→ **Brief**
Reproduce, word for word, the stretch of the text on Fifield's French Quarter home from "When it was" through "environmentally sensitive home.".

→ **Provided passage**
<<<<

When it was still under construction, Fifield’s home was featured in a 2017 Preservation in Print article and in a PRC Beams & Brews event. Now that the renovation is largely complete — though Fifield still is working on the kitchen’s design and hasn’t begun furnishing the home yet — it’s a good time to check in with her to see how historic preservation methods helped her create an environmentally sensitive home.

“To me, luxury is creating a sanctuary in the French Quarter,” Fifield said. “I wanted a stripped back home, uncluttered, functional, serene, that smells of lemon from the neighboring Magnolia trees in May; the sound of the falling water from the original fountain; the croaking frogs trolling for a partner; the birdsong of the turtle doves returning to my porch. All of this landscape and the sounds of life echoing in my courtyard could have been lost. By using sustainable systems, you can hear again natural sounds that the old-style mechanical systems would have drowned out.”

This spring, the PRC is hosting a series of events focused on issues related to climate change and historic preservation.

>>>>

→ **Source material**

<<<<

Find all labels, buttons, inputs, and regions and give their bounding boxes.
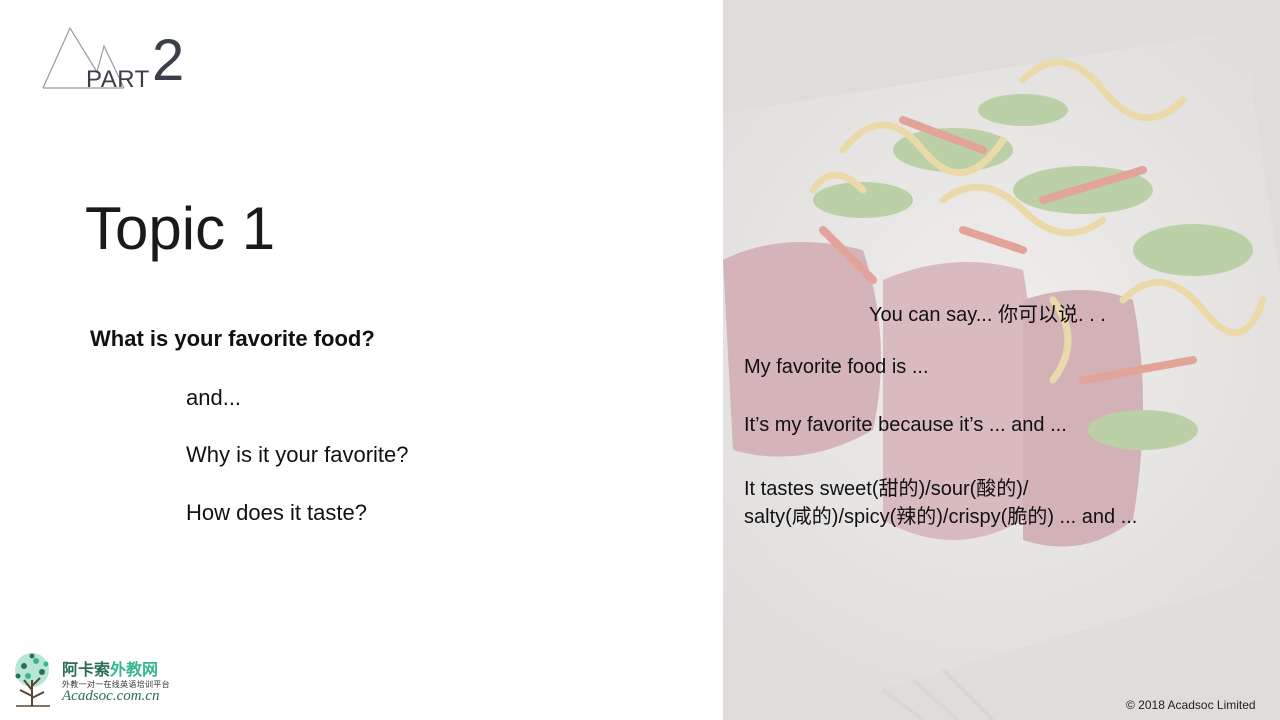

>>>>

→ **Task answer**
When it was still under construction, Fifield’s home was featured in a 2017 Preservation in Print article and in a PRC Beams & Brews event. Now that the renovation is largely complete — though Fifield still is working on the kitchen’s design and hasn’t begun furnishing the home yet — it’s a good time to check in with her to see how historic preservation methods helped her create an environmentally sensitive home.